REQUIREMENTS
Repeat the listing in full, exactly as it stands.

INFORMATION SUPPLIED
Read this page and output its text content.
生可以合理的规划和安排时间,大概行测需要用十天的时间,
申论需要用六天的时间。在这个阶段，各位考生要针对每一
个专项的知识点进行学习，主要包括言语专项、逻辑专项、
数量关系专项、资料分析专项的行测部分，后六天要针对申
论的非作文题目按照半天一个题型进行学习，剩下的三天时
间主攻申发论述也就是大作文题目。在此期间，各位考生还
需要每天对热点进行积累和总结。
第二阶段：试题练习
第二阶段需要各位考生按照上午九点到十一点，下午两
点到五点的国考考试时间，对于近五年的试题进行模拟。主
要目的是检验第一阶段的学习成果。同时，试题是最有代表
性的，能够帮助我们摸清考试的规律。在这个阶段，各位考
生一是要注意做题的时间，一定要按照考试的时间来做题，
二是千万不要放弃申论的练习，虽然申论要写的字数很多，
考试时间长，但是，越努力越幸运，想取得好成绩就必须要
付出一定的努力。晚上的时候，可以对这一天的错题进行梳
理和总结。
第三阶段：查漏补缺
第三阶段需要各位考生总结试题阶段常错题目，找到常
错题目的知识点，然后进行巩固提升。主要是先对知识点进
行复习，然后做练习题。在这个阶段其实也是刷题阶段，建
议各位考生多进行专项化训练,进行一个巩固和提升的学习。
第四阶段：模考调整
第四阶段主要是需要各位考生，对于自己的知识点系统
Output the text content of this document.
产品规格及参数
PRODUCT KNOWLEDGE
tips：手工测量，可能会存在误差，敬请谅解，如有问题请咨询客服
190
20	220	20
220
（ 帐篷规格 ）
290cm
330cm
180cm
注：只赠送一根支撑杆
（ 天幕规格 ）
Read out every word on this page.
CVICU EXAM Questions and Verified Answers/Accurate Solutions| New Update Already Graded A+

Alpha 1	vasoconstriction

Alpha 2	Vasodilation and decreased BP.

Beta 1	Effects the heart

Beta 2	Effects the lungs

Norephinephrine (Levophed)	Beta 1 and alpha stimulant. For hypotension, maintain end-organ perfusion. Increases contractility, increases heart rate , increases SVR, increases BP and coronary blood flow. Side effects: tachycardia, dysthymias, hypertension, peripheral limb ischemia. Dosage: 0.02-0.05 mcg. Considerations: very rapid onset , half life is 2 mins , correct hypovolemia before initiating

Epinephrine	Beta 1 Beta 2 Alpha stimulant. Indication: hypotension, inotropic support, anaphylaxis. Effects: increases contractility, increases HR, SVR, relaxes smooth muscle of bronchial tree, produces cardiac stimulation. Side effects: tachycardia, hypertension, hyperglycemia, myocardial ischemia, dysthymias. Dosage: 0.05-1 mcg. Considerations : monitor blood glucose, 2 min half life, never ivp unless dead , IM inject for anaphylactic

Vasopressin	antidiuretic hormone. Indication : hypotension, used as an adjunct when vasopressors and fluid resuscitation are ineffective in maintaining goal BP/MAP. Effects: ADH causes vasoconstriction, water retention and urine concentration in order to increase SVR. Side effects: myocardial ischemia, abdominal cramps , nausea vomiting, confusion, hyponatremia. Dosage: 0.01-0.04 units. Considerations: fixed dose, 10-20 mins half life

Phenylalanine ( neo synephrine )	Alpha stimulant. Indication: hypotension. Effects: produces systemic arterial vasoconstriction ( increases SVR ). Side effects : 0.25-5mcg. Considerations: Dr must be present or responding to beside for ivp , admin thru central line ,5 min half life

ANSWER TO THIS PROBLEM
Read this page and output its text content.
生可以合理的规划和安排时间,大概行测需要用十天的时间,
申论需要用六天的时间。在这个阶段，各位考生要针对每一
个专项的知识点进行学习，主要包括言语专项、逻辑专项、
数量关系专项、资料分析专项的行测部分，后六天要针对申
论的非作文题目按照半天一个题型进行学习，剩下的三天时
间主攻申发论述也就是大作文题目。在此期间，各位考生还
需要每天对热点进行积累和总结。
第二阶段：试题练习
第二阶段需要各位考生按照上午九点到十一点，下午两
点到五点的国考考试时间，对于近五年的试题进行模拟。主
要目的是检验第一阶段的学习成果。同时，试题是最有代表
性的，能够帮助我们摸清考试的规律。在这个阶段，各位考
生一是要注意做题的时间，一定要按照考试的时间来做题，
二是千万不要放弃申论的练习，虽然申论要写的字数很多，
考试时间长，但是，越努力越幸运，想取得好成绩就必须要
付出一定的努力。晚上的时候，可以对这一天的错题进行梳
理和总结。
第三阶段：查漏补缺
第三阶段需要各位考生总结试题阶段常错题目，找到常
错题目的知识点，然后进行巩固提升。主要是先对知识点进
行复习，然后做练习题。在这个阶段其实也是刷题阶段，建
议各位考生多进行专项化训练,进行一个巩固和提升的学习。
第四阶段：模考调整
第四阶段主要是需要各位考生，对于自己的知识点系统
Output the text content of this document.
产品规格及参数
PRODUCT KNOWLEDGE
tips：手工测量，可能会存在误差，敬请谅解，如有问题请咨询客服
190
20	220	20
220
（ 帐篷规格 ）
290cm
330cm
180cm
注：只赠送一根支撑杆
（ 天幕规格 ）
Read out every word on this page.
CVICU EXAM Questions and Verified Answers/Accurate Solutions| New Update Already Graded A+

Alpha 1	vasoconstriction

Alpha 2	Vasodilation and decreased BP.

Beta 1	Effects the heart

Beta 2	Effects the lungs

Norephinephrine (Levophed)	Beta 1 and alpha stimulant. For hypotension, maintain end-organ perfusion. Increases contractility, increases heart rate , increases SVR, increases BP and coronary blood flow. Side effects: tachycardia, dysthymias, hypertension, peripheral limb ischemia. Dosage: 0.02-0.05 mcg. Considerations: very rapid onset , half life is 2 mins , correct hypovolemia before initiating

Epinephrine	Beta 1 Beta 2 Alpha stimulant. Indication: hypotension, inotropic support, anaphylaxis. Effects: increases contractility, increases HR, SVR, relaxes smooth muscle of bronchial tree, produces cardiac stimulation. Side effects: tachycardia, hypertension, hyperglycemia, myocardial ischemia, dysthymias. Dosage: 0.05-1 mcg. Considerations : monitor blood glucose, 2 min half life, never ivp unless dead , IM inject for anaphylactic

Vasopressin	antidiuretic hormone. Indication : hypotension, used as an adjunct when vasopressors and fluid resuscitation are ineffective in maintaining goal BP/MAP. Effects: ADH causes vasoconstriction, water retention and urine concentration in order to increase SVR. Side effects: myocardial ischemia, abdominal cramps , nausea vomiting, confusion, hyponatremia. Dosage: 0.01-0.04 units. Considerations: fixed dose, 10-20 mins half life

Phenylalanine ( neo synephrine )	Alpha stimulant. Indication: hypotension. Effects: produces systemic arterial vasoconstriction ( increases SVR ). Side effects : 0.25-5mcg. Considerations: Dr must be present or responding to beside for ivp , admin thru central line ,5 min half life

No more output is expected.